=== Data entries ===
-------
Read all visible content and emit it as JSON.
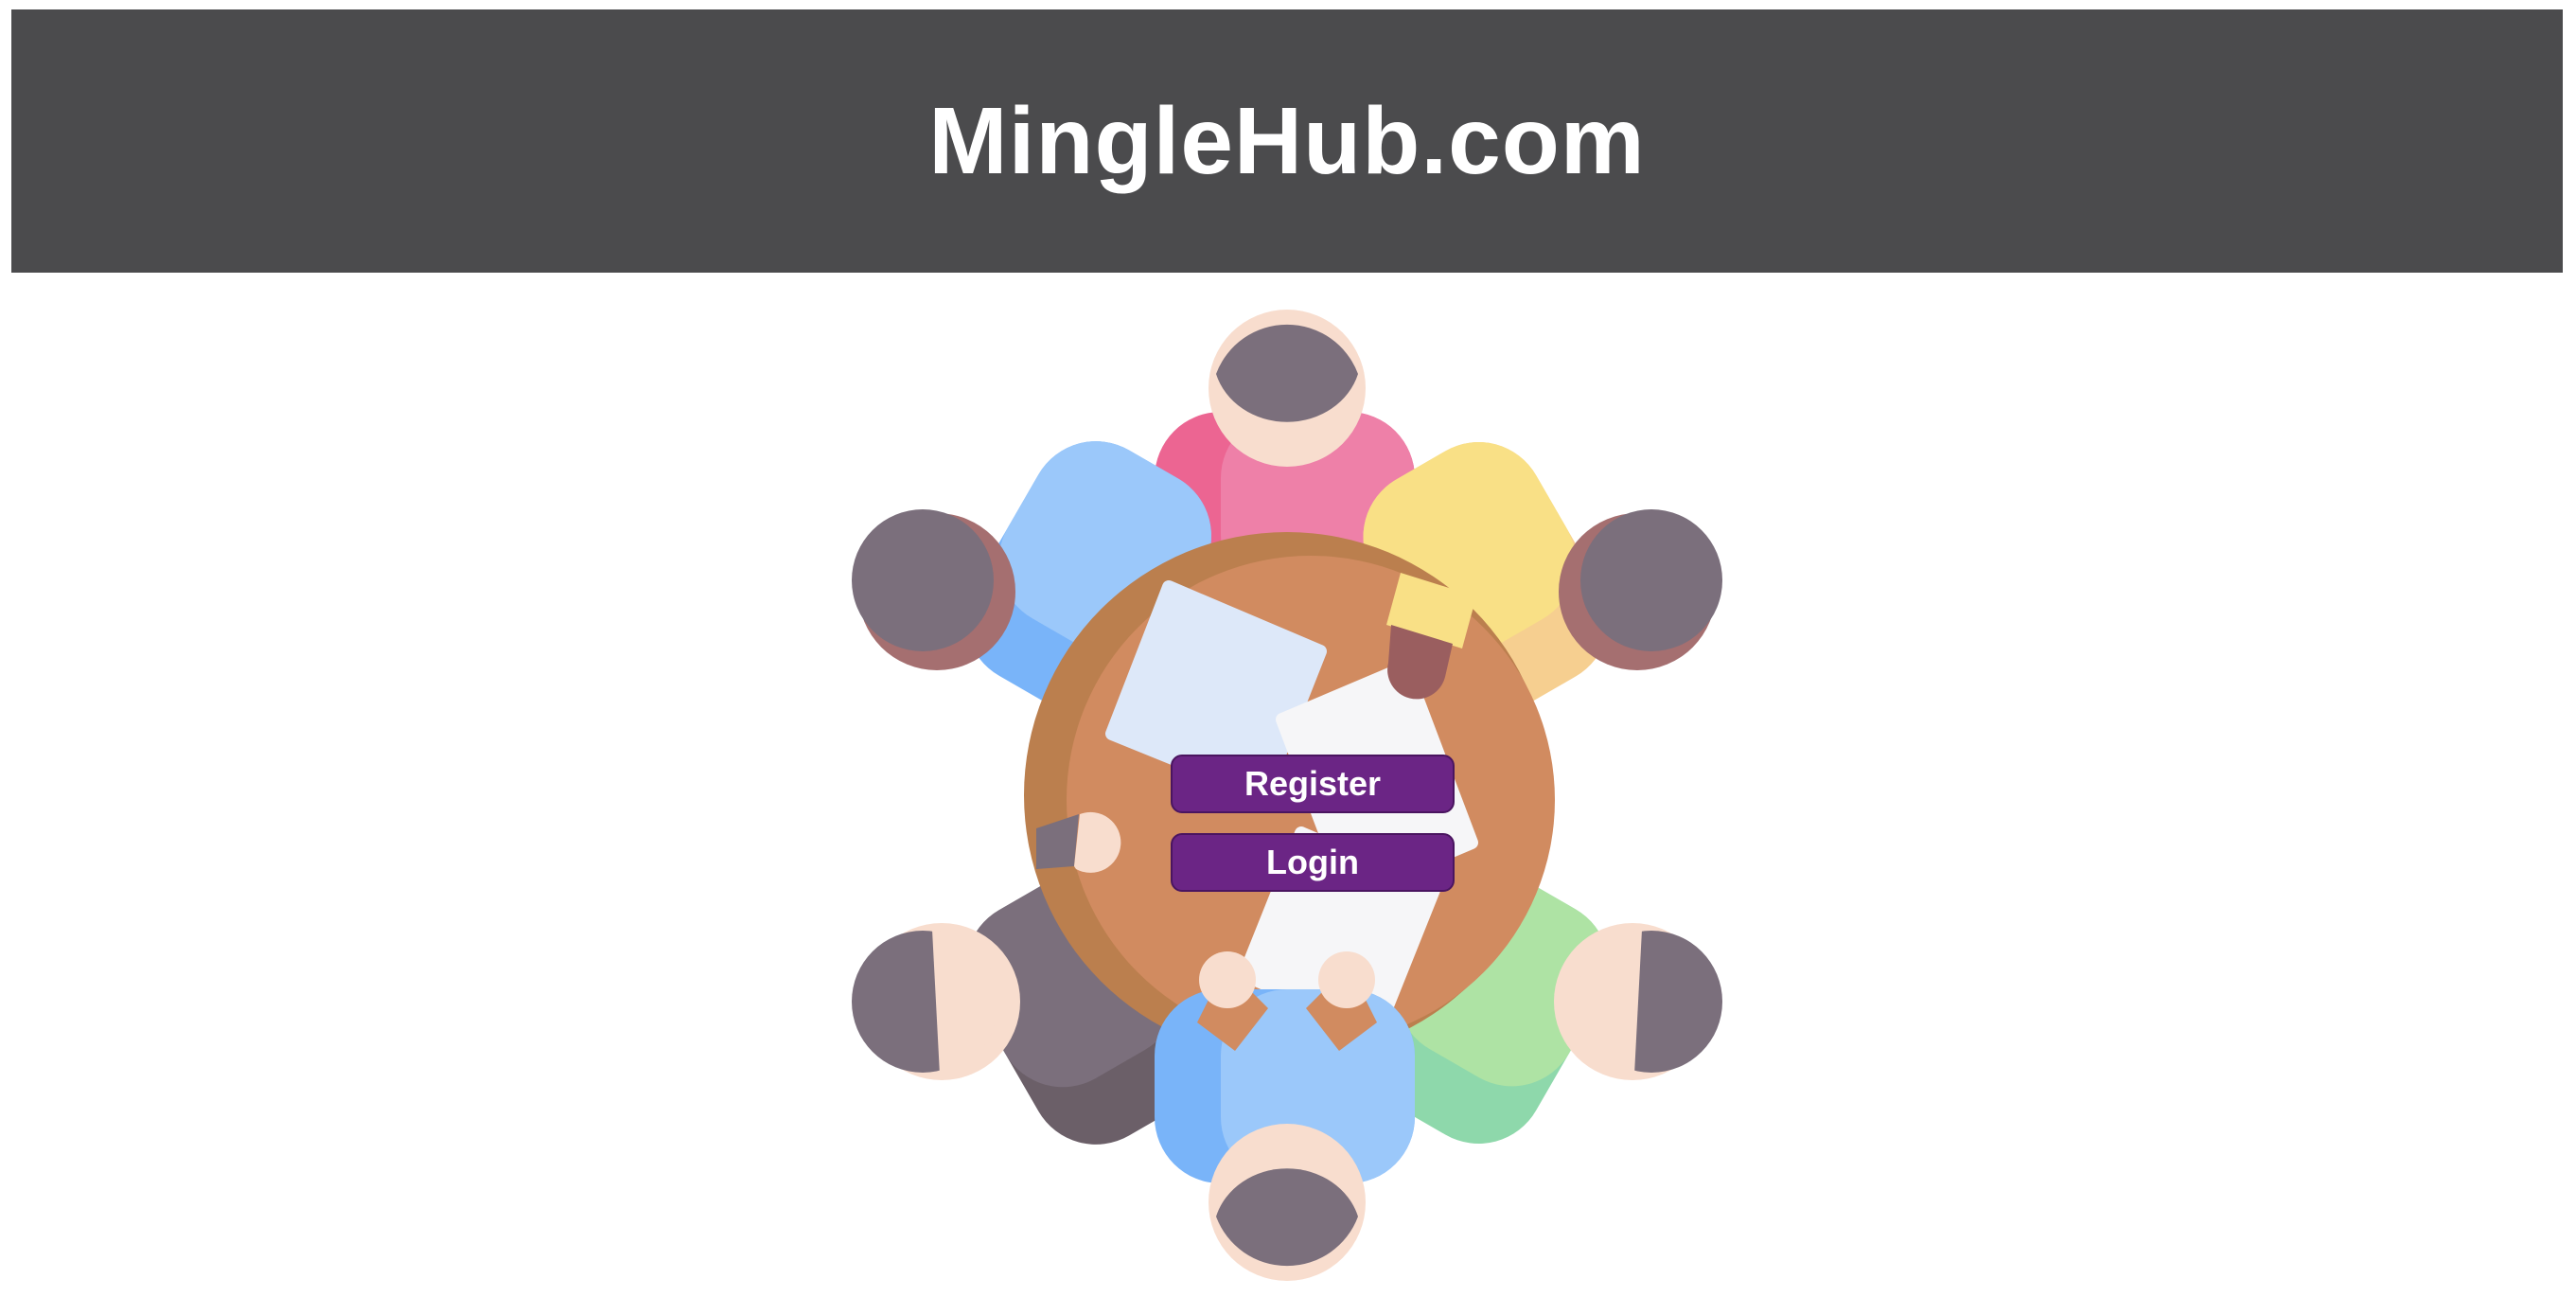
{
  "header": {
    "title": "MingleHub.com",
    "background_color": "#4b4b4d"
  },
  "hero": {
    "illustration_icon": "people-around-table-icon"
  },
  "actions": {
    "register_label": "Register",
    "login_label": "Login",
    "button_color": "#6b2585"
  }
}
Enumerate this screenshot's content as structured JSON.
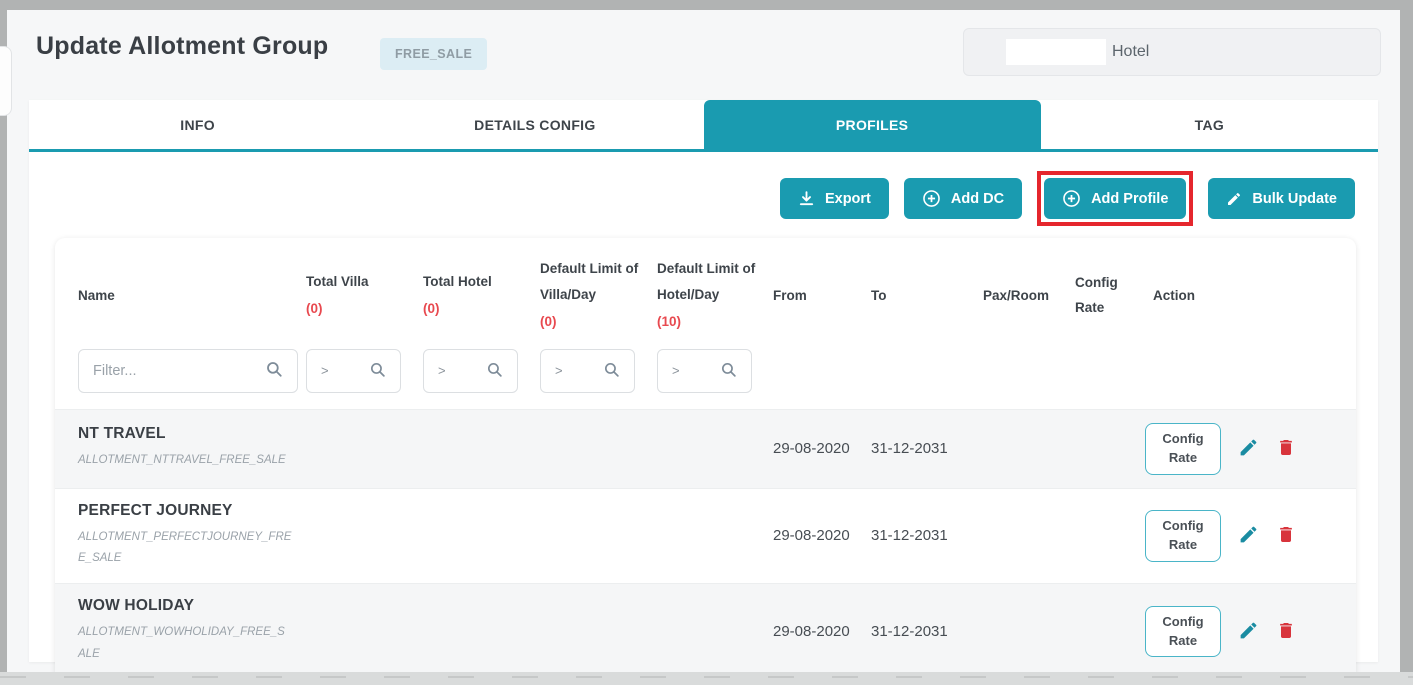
{
  "header": {
    "title": "Update Allotment Group",
    "badge": "FREE_SALE",
    "hotel_label": "Hotel"
  },
  "tabs": [
    {
      "label": "INFO",
      "active": false
    },
    {
      "label": "DETAILS CONFIG",
      "active": false
    },
    {
      "label": "PROFILES",
      "active": true
    },
    {
      "label": "TAG",
      "active": false
    }
  ],
  "toolbar": {
    "export_label": "Export",
    "add_dc_label": "Add DC",
    "add_profile_label": "Add Profile",
    "bulk_update_label": "Bulk Update"
  },
  "table": {
    "columns": [
      {
        "label": "Name"
      },
      {
        "label": "Total Villa",
        "count": "(0)"
      },
      {
        "label": "Total Hotel",
        "count": "(0)"
      },
      {
        "label": "Default Limit of Villa/Day",
        "count": "(0)"
      },
      {
        "label": "Default Limit of Hotel/Day",
        "count": "(10)"
      },
      {
        "label": "From"
      },
      {
        "label": "To"
      },
      {
        "label": "Pax/Room"
      },
      {
        "label": "Config Rate"
      },
      {
        "label": "Action"
      }
    ],
    "filter_placeholder": "Filter...",
    "numeric_filter_operator": ">",
    "config_rate_button": "Config Rate",
    "rows": [
      {
        "name": "NT TRAVEL",
        "code": "ALLOTMENT_NTTRAVEL_FREE_SALE",
        "from": "29-08-2020",
        "to": "31-12-2031"
      },
      {
        "name": "PERFECT JOURNEY",
        "code": "ALLOTMENT_PERFECTJOURNEY_FREE_SALE",
        "from": "29-08-2020",
        "to": "31-12-2031"
      },
      {
        "name": "WOW HOLIDAY",
        "code": "ALLOTMENT_WOWHOLIDAY_FREE_SALE",
        "from": "29-08-2020",
        "to": "31-12-2031"
      }
    ]
  },
  "colors": {
    "accent": "#1a9bb0",
    "danger": "#d8343c",
    "annotation": "#e5262d",
    "count_red": "#e8494f",
    "badge_bg": "#dcedf4"
  }
}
-------
=== EXERCISE PROMPT ===
Except for the pictures, copy the material above exactly.

=== SOLUTION TO THIS TASK ===
Read all visible content and emit it as JSON.
{
  "header": {
    "title": "MingleHub.com",
    "background_color": "#4b4b4d"
  },
  "hero": {
    "illustration_icon": "people-around-table-icon"
  },
  "actions": {
    "register_label": "Register",
    "login_label": "Login",
    "button_color": "#6b2585"
  }
}
Enumerate this screenshot's content as structured JSON.
{
  "header": {
    "title": "Update Allotment Group",
    "badge": "FREE_SALE",
    "hotel_label": "Hotel"
  },
  "tabs": [
    {
      "label": "INFO",
      "active": false
    },
    {
      "label": "DETAILS CONFIG",
      "active": false
    },
    {
      "label": "PROFILES",
      "active": true
    },
    {
      "label": "TAG",
      "active": false
    }
  ],
  "toolbar": {
    "export_label": "Export",
    "add_dc_label": "Add DC",
    "add_profile_label": "Add Profile",
    "bulk_update_label": "Bulk Update"
  },
  "table": {
    "columns": [
      {
        "label": "Name"
      },
      {
        "label": "Total Villa",
        "count": "(0)"
      },
      {
        "label": "Total Hotel",
        "count": "(0)"
      },
      {
        "label": "Default Limit of Villa/Day",
        "count": "(0)"
      },
      {
        "label": "Default Limit of Hotel/Day",
        "count": "(10)"
      },
      {
        "label": "From"
      },
      {
        "label": "To"
      },
      {
        "label": "Pax/Room"
      },
      {
        "label": "Config Rate"
      },
      {
        "label": "Action"
      }
    ],
    "filter_placeholder": "Filter...",
    "numeric_filter_operator": ">",
    "config_rate_button": "Config Rate",
    "rows": [
      {
        "name": "NT TRAVEL",
        "code": "ALLOTMENT_NTTRAVEL_FREE_SALE",
        "from": "29-08-2020",
        "to": "31-12-2031"
      },
      {
        "name": "PERFECT JOURNEY",
        "code": "ALLOTMENT_PERFECTJOURNEY_FREE_SALE",
        "from": "29-08-2020",
        "to": "31-12-2031"
      },
      {
        "name": "WOW HOLIDAY",
        "code": "ALLOTMENT_WOWHOLIDAY_FREE_SALE",
        "from": "29-08-2020",
        "to": "31-12-2031"
      }
    ]
  },
  "colors": {
    "accent": "#1a9bb0",
    "danger": "#d8343c",
    "annotation": "#e5262d",
    "count_red": "#e8494f",
    "badge_bg": "#dcedf4"
  }
}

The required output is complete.